*Supplied records*
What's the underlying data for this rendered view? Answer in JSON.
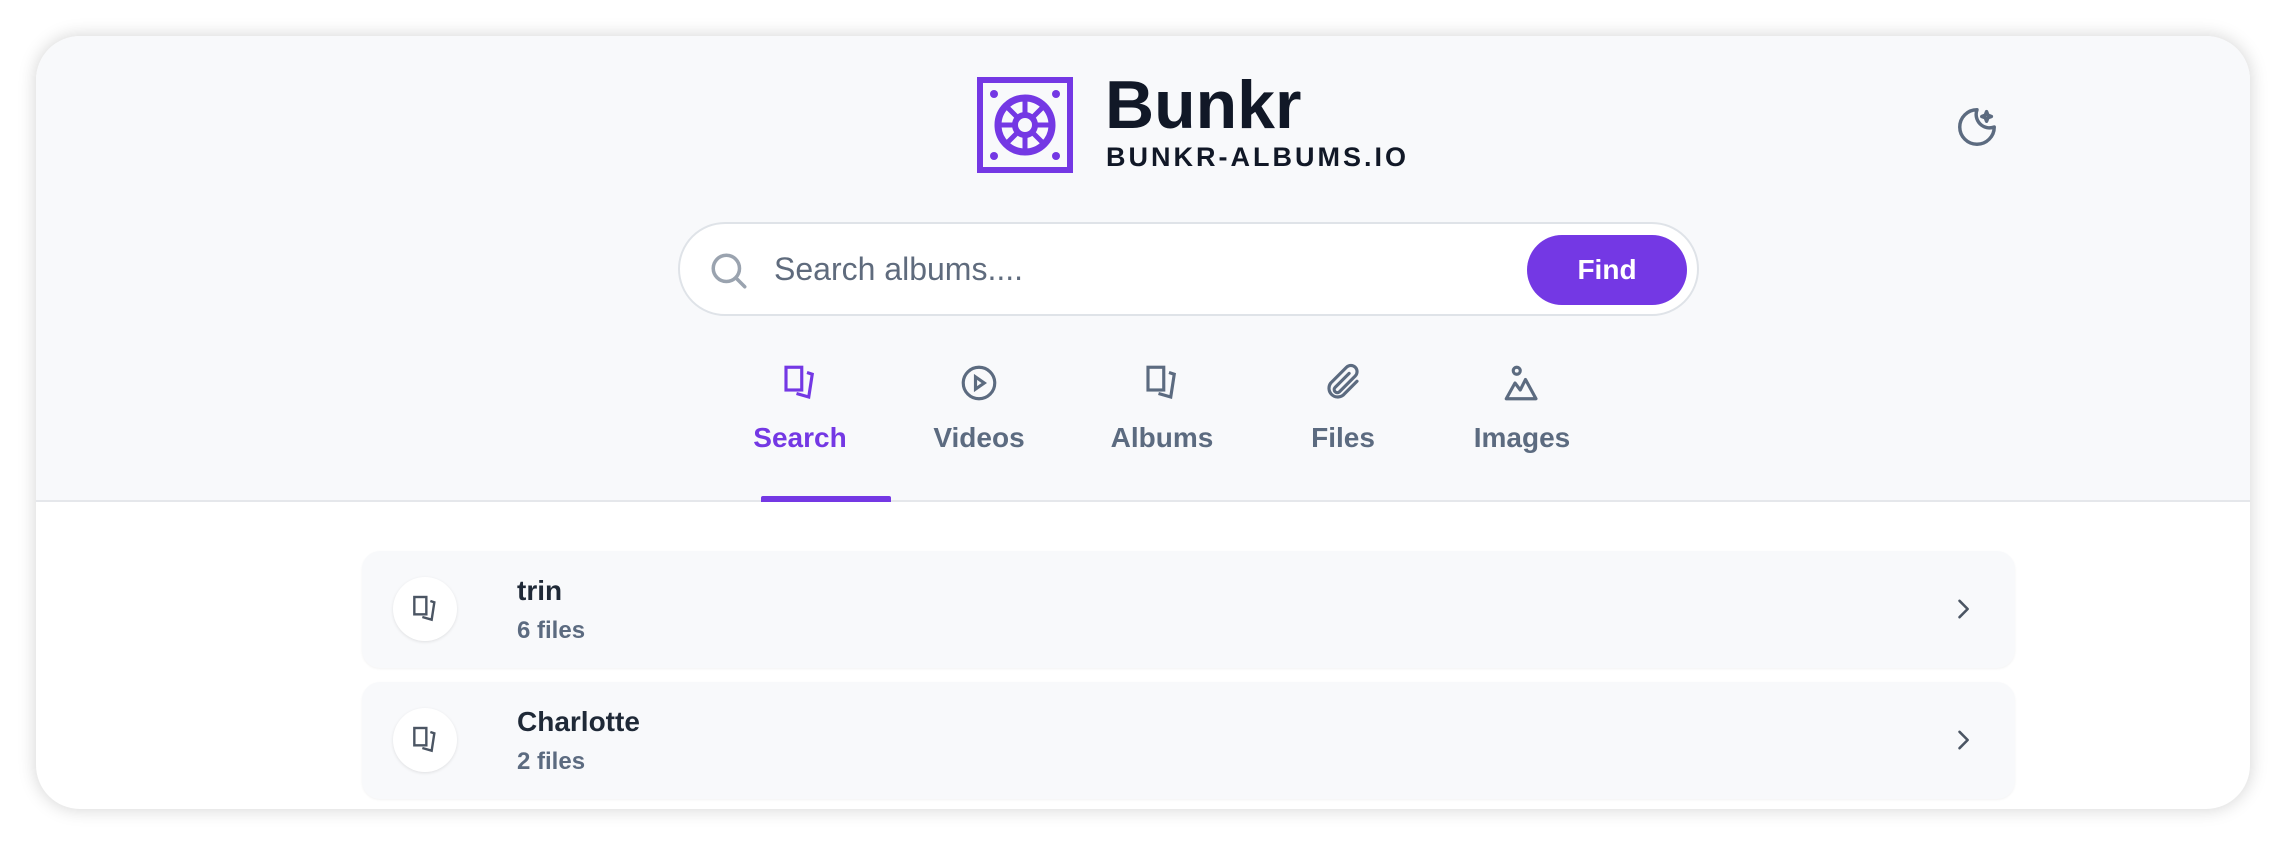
{
  "header": {
    "brand": "Bunkr",
    "domain": "BUNKR-ALBUMS.IO",
    "theme_icon": "moon-sparkle-icon"
  },
  "search": {
    "placeholder": "Search albums....",
    "value": "",
    "button": "Find"
  },
  "tabs": [
    {
      "label": "Search",
      "icon": "albums-icon",
      "active": true
    },
    {
      "label": "Videos",
      "icon": "play-circle-icon",
      "active": false
    },
    {
      "label": "Albums",
      "icon": "albums-icon",
      "active": false
    },
    {
      "label": "Files",
      "icon": "paperclip-icon",
      "active": false
    },
    {
      "label": "Images",
      "icon": "image-icon",
      "active": false
    }
  ],
  "results": [
    {
      "title": "trin",
      "subtitle": "6 files"
    },
    {
      "title": "Charlotte",
      "subtitle": "2 files"
    }
  ],
  "colors": {
    "accent": "#7438e4",
    "text": "#111827",
    "muted": "#5c6b80",
    "header_bg": "#f8f9fb"
  }
}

*Instruction*
Go through the entries above and count the lines containing the word "icon"; give only that count.

*Solved problem*
6